▶ WHAT IS REQUIRED
Below are records; state how many of their lines hold the word "Sources", and give only the figure.

▶ AVAILABLE DATA

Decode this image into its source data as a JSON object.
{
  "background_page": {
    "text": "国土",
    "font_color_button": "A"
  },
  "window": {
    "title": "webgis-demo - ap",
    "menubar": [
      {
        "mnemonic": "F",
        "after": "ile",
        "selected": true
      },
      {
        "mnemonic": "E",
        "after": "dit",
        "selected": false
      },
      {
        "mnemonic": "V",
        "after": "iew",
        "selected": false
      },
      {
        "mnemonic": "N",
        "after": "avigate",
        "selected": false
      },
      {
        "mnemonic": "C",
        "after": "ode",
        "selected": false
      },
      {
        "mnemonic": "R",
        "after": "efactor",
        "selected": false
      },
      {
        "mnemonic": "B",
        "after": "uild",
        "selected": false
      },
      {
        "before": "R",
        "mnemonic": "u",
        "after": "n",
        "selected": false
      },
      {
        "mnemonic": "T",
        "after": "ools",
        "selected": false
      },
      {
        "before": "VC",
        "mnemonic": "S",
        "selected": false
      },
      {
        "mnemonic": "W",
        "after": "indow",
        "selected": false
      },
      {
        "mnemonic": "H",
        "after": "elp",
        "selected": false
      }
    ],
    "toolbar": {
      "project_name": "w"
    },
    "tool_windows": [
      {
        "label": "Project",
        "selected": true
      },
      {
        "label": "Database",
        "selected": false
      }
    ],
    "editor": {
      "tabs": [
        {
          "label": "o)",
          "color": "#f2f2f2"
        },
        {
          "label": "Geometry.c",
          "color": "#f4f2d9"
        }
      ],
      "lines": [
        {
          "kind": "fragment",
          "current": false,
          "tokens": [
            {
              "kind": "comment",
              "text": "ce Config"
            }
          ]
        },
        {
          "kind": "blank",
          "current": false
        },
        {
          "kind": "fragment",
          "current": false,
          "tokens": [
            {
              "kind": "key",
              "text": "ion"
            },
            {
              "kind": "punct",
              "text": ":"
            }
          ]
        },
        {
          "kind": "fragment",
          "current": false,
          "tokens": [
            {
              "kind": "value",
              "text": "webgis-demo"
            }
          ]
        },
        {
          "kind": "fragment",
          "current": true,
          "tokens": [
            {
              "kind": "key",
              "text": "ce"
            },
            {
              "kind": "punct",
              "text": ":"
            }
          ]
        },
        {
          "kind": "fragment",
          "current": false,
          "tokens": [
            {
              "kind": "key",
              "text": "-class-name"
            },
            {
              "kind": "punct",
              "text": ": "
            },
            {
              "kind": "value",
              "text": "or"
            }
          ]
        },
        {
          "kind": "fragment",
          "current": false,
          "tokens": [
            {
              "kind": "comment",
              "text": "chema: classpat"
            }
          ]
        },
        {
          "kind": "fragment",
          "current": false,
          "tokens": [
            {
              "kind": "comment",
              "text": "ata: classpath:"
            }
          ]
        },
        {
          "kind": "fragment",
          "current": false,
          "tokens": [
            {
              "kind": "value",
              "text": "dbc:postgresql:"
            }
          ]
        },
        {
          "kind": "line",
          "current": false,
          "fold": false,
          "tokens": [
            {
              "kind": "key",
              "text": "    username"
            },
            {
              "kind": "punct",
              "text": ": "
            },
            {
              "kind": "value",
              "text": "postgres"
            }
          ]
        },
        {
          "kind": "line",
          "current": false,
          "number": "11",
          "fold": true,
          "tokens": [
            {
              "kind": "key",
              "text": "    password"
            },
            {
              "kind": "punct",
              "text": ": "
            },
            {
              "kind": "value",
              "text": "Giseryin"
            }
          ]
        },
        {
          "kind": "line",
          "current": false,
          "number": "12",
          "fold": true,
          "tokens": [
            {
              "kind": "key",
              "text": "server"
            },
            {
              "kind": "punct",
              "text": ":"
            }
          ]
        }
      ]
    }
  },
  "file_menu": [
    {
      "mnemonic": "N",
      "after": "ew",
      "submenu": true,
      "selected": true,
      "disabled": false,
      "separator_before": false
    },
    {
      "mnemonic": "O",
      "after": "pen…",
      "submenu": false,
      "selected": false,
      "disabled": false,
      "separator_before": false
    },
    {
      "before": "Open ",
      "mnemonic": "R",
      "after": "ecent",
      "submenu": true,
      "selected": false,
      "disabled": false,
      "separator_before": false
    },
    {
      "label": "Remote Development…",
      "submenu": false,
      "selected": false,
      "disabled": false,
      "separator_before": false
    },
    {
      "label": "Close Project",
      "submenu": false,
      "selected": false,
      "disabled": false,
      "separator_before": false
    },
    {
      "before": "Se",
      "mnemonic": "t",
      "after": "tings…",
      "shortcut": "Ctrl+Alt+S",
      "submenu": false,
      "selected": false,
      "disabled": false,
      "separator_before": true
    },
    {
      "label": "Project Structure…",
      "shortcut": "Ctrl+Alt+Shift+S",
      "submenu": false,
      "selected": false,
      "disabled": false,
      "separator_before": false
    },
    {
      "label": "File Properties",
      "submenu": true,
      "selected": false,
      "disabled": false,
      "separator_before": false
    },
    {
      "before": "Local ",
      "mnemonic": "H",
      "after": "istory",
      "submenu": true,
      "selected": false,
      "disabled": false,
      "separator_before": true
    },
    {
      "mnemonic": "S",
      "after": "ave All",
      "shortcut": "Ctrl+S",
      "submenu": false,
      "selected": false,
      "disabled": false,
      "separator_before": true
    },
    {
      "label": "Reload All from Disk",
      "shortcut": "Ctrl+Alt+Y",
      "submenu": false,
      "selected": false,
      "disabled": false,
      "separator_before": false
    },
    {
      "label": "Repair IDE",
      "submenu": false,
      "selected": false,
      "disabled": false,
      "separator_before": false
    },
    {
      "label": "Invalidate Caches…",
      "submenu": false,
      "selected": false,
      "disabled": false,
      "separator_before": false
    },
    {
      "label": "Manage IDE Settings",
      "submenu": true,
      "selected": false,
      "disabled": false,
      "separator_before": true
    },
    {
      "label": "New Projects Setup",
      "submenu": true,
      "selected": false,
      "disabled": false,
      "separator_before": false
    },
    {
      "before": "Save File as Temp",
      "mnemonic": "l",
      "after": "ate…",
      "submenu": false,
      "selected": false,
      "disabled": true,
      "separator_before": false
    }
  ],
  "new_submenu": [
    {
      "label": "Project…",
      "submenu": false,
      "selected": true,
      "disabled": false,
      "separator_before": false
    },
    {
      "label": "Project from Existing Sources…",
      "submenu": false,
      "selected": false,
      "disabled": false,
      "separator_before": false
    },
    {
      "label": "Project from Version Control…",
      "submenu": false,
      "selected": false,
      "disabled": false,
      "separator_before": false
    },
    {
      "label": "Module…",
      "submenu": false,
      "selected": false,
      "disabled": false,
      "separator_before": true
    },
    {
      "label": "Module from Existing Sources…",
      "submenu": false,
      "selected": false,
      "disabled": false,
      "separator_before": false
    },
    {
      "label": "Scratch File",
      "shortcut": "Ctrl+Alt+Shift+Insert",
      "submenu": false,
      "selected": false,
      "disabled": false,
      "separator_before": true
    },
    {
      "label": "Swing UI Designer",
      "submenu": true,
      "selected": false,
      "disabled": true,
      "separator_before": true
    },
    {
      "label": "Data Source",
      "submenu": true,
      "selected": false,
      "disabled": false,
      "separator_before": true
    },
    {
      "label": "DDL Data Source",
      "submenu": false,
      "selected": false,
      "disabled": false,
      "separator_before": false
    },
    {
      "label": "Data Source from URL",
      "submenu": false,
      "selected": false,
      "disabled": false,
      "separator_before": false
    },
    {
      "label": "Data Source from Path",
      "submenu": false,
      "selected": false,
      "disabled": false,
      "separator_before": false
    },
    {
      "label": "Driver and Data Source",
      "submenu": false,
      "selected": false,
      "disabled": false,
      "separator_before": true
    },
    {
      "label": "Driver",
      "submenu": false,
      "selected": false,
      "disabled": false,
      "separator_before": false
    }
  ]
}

▶ RESPONSE TO THIS TASK
2